Material shown:
++++++++

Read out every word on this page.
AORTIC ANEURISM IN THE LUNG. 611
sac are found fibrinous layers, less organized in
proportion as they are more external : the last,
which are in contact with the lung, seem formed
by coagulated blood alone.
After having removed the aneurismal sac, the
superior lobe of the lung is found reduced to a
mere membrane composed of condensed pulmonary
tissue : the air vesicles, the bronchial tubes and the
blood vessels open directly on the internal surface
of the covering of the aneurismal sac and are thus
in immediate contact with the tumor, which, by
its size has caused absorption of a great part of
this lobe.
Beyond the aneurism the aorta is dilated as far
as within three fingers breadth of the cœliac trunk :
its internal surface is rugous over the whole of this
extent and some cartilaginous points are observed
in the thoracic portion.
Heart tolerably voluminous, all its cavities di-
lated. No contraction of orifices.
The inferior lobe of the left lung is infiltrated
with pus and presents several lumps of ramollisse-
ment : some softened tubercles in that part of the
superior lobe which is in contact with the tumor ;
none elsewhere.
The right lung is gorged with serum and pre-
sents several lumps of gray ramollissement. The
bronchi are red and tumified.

++++++++

Instructions for the task: The answer must be a single number: the count of lines in the records above that contain the word "lobe".

Task result: 4